Boxed element entries:
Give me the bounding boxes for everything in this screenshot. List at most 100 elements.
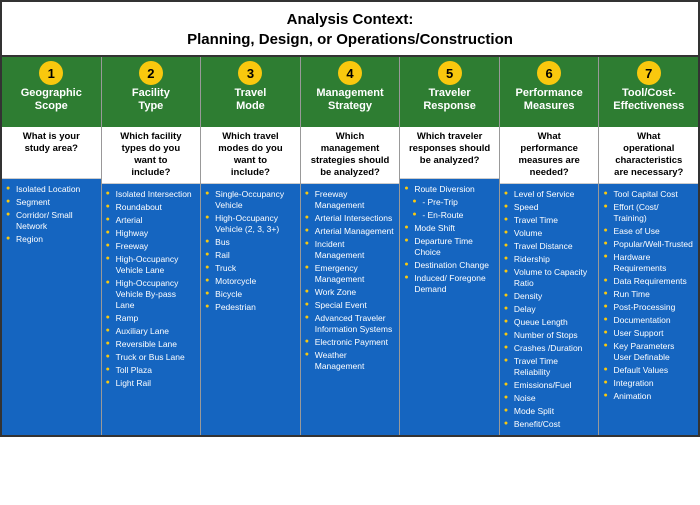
list-item: Light Rail <box>106 377 197 390</box>
col-header-7: 7Tool/Cost- Effectiveness <box>599 57 698 127</box>
number-badge-7: 7 <box>637 61 661 85</box>
list-item: User Support <box>603 327 694 340</box>
number-badge-6: 6 <box>537 61 561 85</box>
page-header: Analysis Context: Planning, Design, or O… <box>2 2 698 57</box>
list-item: Corridor/ Small Network <box>6 209 97 233</box>
list-item: Queue Length <box>504 316 595 329</box>
list-item: Pedestrian <box>205 301 296 314</box>
list-item: Route Diversion <box>404 183 495 196</box>
col-header-1: 1Geographic Scope <box>2 57 101 127</box>
list-item: Electronic Payment <box>305 336 396 349</box>
list-item: Documentation <box>603 314 694 327</box>
list-item: - En-Route <box>404 209 495 222</box>
number-badge-3: 3 <box>238 61 262 85</box>
column-6: 6Performance Measures What performance me… <box>500 57 600 435</box>
col-header-5: 5Traveler Response <box>400 57 499 127</box>
list-item: Induced/ Foregone Demand <box>404 272 495 296</box>
list-item: Toll Plaza <box>106 364 197 377</box>
number-badge-4: 4 <box>338 61 362 85</box>
column-2: 2Facility TypeWhich facility types do yo… <box>102 57 202 435</box>
col-title-1: Geographic Scope <box>21 87 82 113</box>
list-item: Run Time <box>603 288 694 301</box>
list-item: Data Requirements <box>603 275 694 288</box>
list-item: Bicycle <box>205 288 296 301</box>
list-item: Rail <box>205 249 296 262</box>
list-item: Delay <box>504 303 595 316</box>
list-item: Mode Split <box>504 405 595 418</box>
list-item: Emergency Management <box>305 262 396 286</box>
list-item: Ramp <box>106 312 197 325</box>
number-badge-2: 2 <box>139 61 163 85</box>
list-item: Crashes /Duration <box>504 342 595 355</box>
list-item: Arterial Intersections <box>305 212 396 225</box>
list-item: Truck or Bus Lane <box>106 351 197 364</box>
col-question-4: Which management strategies should be an… <box>301 127 400 184</box>
list-item: Noise <box>504 392 595 405</box>
col-title-7: Tool/Cost- Effectiveness <box>613 87 684 113</box>
list-item: Region <box>6 233 97 246</box>
list-item: Volume to Capacity Ratio <box>504 266 595 290</box>
list-item: Departure Time Choice <box>404 235 495 259</box>
list-item: - Pre-Trip <box>404 196 495 209</box>
list-item: Travel Distance <box>504 240 595 253</box>
list-item: Isolated Location <box>6 183 97 196</box>
list-item: Mode Shift <box>404 222 495 235</box>
col-header-2: 2Facility Type <box>102 57 201 127</box>
col-items-3: Single-Occupancy VehicleHigh-Occupancy V… <box>201 184 300 436</box>
list-item: Reversible Lane <box>106 338 197 351</box>
list-item: Arterial <box>106 214 197 227</box>
list-item: Effort (Cost/ Training) <box>603 201 694 225</box>
list-item: Isolated Intersection <box>106 188 197 201</box>
col-question-7: What operational characteristics are nec… <box>599 127 698 184</box>
list-item: Default Values <box>603 364 694 377</box>
col-title-3: Travel Mode <box>235 87 267 113</box>
list-item: Tool Capital Cost <box>603 188 694 201</box>
number-badge-1: 1 <box>39 61 63 85</box>
main-container: Analysis Context: Planning, Design, or O… <box>0 0 700 437</box>
page-title: Analysis Context: Planning, Design, or O… <box>6 10 694 49</box>
list-item: Bus <box>205 236 296 249</box>
list-item: Travel Time <box>504 214 595 227</box>
list-item: Benefit/Cost <box>504 418 595 431</box>
list-item: Volume <box>504 227 595 240</box>
col-items-2: Isolated IntersectionRoundaboutArterialH… <box>102 184 201 436</box>
list-item: High-Occupancy Vehicle Lane <box>106 253 197 277</box>
list-item: Level of Service <box>504 188 595 201</box>
col-items-1: Isolated LocationSegmentCorridor/ Small … <box>2 179 101 435</box>
list-item: Travel Time Reliability <box>504 355 595 379</box>
col-question-3: Which travel modes do you want to includ… <box>201 127 300 184</box>
col-items-5: Route Diversion- Pre-Trip- En-RouteMode … <box>400 179 499 435</box>
list-item: Ease of Use <box>603 225 694 238</box>
col-title-4: Management Strategy <box>316 87 383 113</box>
column-7: 7Tool/Cost- EffectivenessWhat operationa… <box>599 57 698 435</box>
col-question-6: What performance measures are needed? <box>500 127 599 184</box>
list-item: High-Occupancy Vehicle (2, 3, 3+) <box>205 212 296 236</box>
columns-wrapper: 1Geographic ScopeWhat is your study area… <box>2 57 698 435</box>
col-question-2: Which facility types do you want to incl… <box>102 127 201 184</box>
list-item: Number of Stops <box>504 329 595 342</box>
list-item: Truck <box>205 262 296 275</box>
list-item: Post-Processing <box>603 301 694 314</box>
column-4: 4Management Strategy Which management str… <box>301 57 401 435</box>
col-items-7: Tool Capital CostEffort (Cost/ Training)… <box>599 184 698 436</box>
list-item: Freeway Management <box>305 188 396 212</box>
list-item: Key Parameters User Definable <box>603 340 694 364</box>
list-item: Auxiliary Lane <box>106 325 197 338</box>
list-item: Weather Management <box>305 349 396 373</box>
col-question-5: Which traveler responses should be analy… <box>400 127 499 179</box>
list-item: Speed <box>504 201 595 214</box>
col-header-3: 3Travel Mode <box>201 57 300 127</box>
list-item: Highway <box>106 227 197 240</box>
list-item: Motorcycle <box>205 275 296 288</box>
col-items-4: Freeway ManagementArterial Intersections… <box>301 184 400 436</box>
column-1: 1Geographic ScopeWhat is your study area… <box>2 57 102 435</box>
list-item: Segment <box>6 196 97 209</box>
column-5: 5Traveler ResponseWhich traveler respons… <box>400 57 500 435</box>
col-question-1: What is your study area? <box>2 127 101 179</box>
list-item: Animation <box>603 390 694 403</box>
col-title-6: Performance Measures <box>516 87 583 113</box>
list-item: Single-Occupancy Vehicle <box>205 188 296 212</box>
list-item: Incident Management <box>305 238 396 262</box>
list-item: Advanced Traveler Information Systems <box>305 312 396 336</box>
list-item: Roundabout <box>106 201 197 214</box>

**DO THIS:** Copy out the material above line for line, without any change, and leave out the pictures.

**RESPONSE TO THE EXERCISE:**
Give me the bounding boxes for everything in this screenshot. List at most 100 elements.
list-item: Light Rail <box>106 377 197 390</box>
col-header-7: 7Tool/Cost- Effectiveness <box>599 57 698 127</box>
number-badge-7: 7 <box>637 61 661 85</box>
list-item: User Support <box>603 327 694 340</box>
number-badge-6: 6 <box>537 61 561 85</box>
page-header: Analysis Context: Planning, Design, or O… <box>2 2 698 57</box>
list-item: Corridor/ Small Network <box>6 209 97 233</box>
list-item: Queue Length <box>504 316 595 329</box>
list-item: Pedestrian <box>205 301 296 314</box>
list-item: Route Diversion <box>404 183 495 196</box>
col-header-1: 1Geographic Scope <box>2 57 101 127</box>
list-item: Electronic Payment <box>305 336 396 349</box>
list-item: Documentation <box>603 314 694 327</box>
list-item: - En-Route <box>404 209 495 222</box>
number-badge-3: 3 <box>238 61 262 85</box>
column-6: 6Performance Measures What performance me… <box>500 57 600 435</box>
col-header-5: 5Traveler Response <box>400 57 499 127</box>
list-item: Induced/ Foregone Demand <box>404 272 495 296</box>
list-item: Toll Plaza <box>106 364 197 377</box>
number-badge-4: 4 <box>338 61 362 85</box>
column-2: 2Facility TypeWhich facility types do yo… <box>102 57 202 435</box>
col-title-1: Geographic Scope <box>21 87 82 113</box>
list-item: Run Time <box>603 288 694 301</box>
list-item: Data Requirements <box>603 275 694 288</box>
list-item: Bicycle <box>205 288 296 301</box>
list-item: Rail <box>205 249 296 262</box>
list-item: Delay <box>504 303 595 316</box>
list-item: Mode Split <box>504 405 595 418</box>
list-item: Emergency Management <box>305 262 396 286</box>
list-item: Ramp <box>106 312 197 325</box>
number-badge-2: 2 <box>139 61 163 85</box>
list-item: Crashes /Duration <box>504 342 595 355</box>
list-item: Arterial Intersections <box>305 212 396 225</box>
list-item: Truck or Bus Lane <box>106 351 197 364</box>
col-question-4: Which management strategies should be an… <box>301 127 400 184</box>
list-item: Noise <box>504 392 595 405</box>
col-title-7: Tool/Cost- Effectiveness <box>613 87 684 113</box>
list-item: Region <box>6 233 97 246</box>
list-item: Volume to Capacity Ratio <box>504 266 595 290</box>
list-item: Departure Time Choice <box>404 235 495 259</box>
list-item: - Pre-Trip <box>404 196 495 209</box>
list-item: Travel Distance <box>504 240 595 253</box>
list-item: Isolated Location <box>6 183 97 196</box>
list-item: Mode Shift <box>404 222 495 235</box>
col-header-2: 2Facility Type <box>102 57 201 127</box>
col-items-3: Single-Occupancy VehicleHigh-Occupancy V… <box>201 184 300 436</box>
list-item: Reversible Lane <box>106 338 197 351</box>
list-item: Arterial <box>106 214 197 227</box>
list-item: Effort (Cost/ Training) <box>603 201 694 225</box>
list-item: Isolated Intersection <box>106 188 197 201</box>
col-question-7: What operational characteristics are nec… <box>599 127 698 184</box>
list-item: Default Values <box>603 364 694 377</box>
col-title-3: Travel Mode <box>235 87 267 113</box>
list-item: Tool Capital Cost <box>603 188 694 201</box>
number-badge-1: 1 <box>39 61 63 85</box>
main-container: Analysis Context: Planning, Design, or O… <box>0 0 700 437</box>
page-title: Analysis Context: Planning, Design, or O… <box>6 10 694 49</box>
list-item: Bus <box>205 236 296 249</box>
list-item: Travel Time <box>504 214 595 227</box>
list-item: Benefit/Cost <box>504 418 595 431</box>
list-item: Volume <box>504 227 595 240</box>
col-items-2: Isolated IntersectionRoundaboutArterialH… <box>102 184 201 436</box>
list-item: High-Occupancy Vehicle Lane <box>106 253 197 277</box>
list-item: Level of Service <box>504 188 595 201</box>
col-items-1: Isolated LocationSegmentCorridor/ Small … <box>2 179 101 435</box>
list-item: Travel Time Reliability <box>504 355 595 379</box>
col-question-3: Which travel modes do you want to includ… <box>201 127 300 184</box>
col-items-5: Route Diversion- Pre-Trip- En-RouteMode … <box>400 179 499 435</box>
list-item: Ease of Use <box>603 225 694 238</box>
col-title-4: Management Strategy <box>316 87 383 113</box>
column-7: 7Tool/Cost- EffectivenessWhat operationa… <box>599 57 698 435</box>
col-question-6: What performance measures are needed? <box>500 127 599 184</box>
list-item: High-Occupancy Vehicle (2, 3, 3+) <box>205 212 296 236</box>
columns-wrapper: 1Geographic ScopeWhat is your study area… <box>2 57 698 435</box>
col-question-2: Which facility types do you want to incl… <box>102 127 201 184</box>
list-item: Number of Stops <box>504 329 595 342</box>
list-item: Truck <box>205 262 296 275</box>
list-item: Post-Processing <box>603 301 694 314</box>
column-4: 4Management Strategy Which management str… <box>301 57 401 435</box>
col-items-7: Tool Capital CostEffort (Cost/ Training)… <box>599 184 698 436</box>
list-item: Freeway Management <box>305 188 396 212</box>
list-item: Key Parameters User Definable <box>603 340 694 364</box>
list-item: Auxiliary Lane <box>106 325 197 338</box>
list-item: Weather Management <box>305 349 396 373</box>
col-question-5: Which traveler responses should be analy… <box>400 127 499 179</box>
list-item: Speed <box>504 201 595 214</box>
col-header-3: 3Travel Mode <box>201 57 300 127</box>
list-item: Highway <box>106 227 197 240</box>
list-item: Motorcycle <box>205 275 296 288</box>
col-items-4: Freeway ManagementArterial Intersections… <box>301 184 400 436</box>
column-1: 1Geographic ScopeWhat is your study area… <box>2 57 102 435</box>
list-item: Segment <box>6 196 97 209</box>
column-5: 5Traveler ResponseWhich traveler respons… <box>400 57 500 435</box>
col-question-1: What is your study area? <box>2 127 101 179</box>
list-item: Animation <box>603 390 694 403</box>
col-title-6: Performance Measures <box>516 87 583 113</box>
list-item: Single-Occupancy Vehicle <box>205 188 296 212</box>
list-item: Incident Management <box>305 238 396 262</box>
list-item: Advanced Traveler Information Systems <box>305 312 396 336</box>
list-item: Roundabout <box>106 201 197 214</box>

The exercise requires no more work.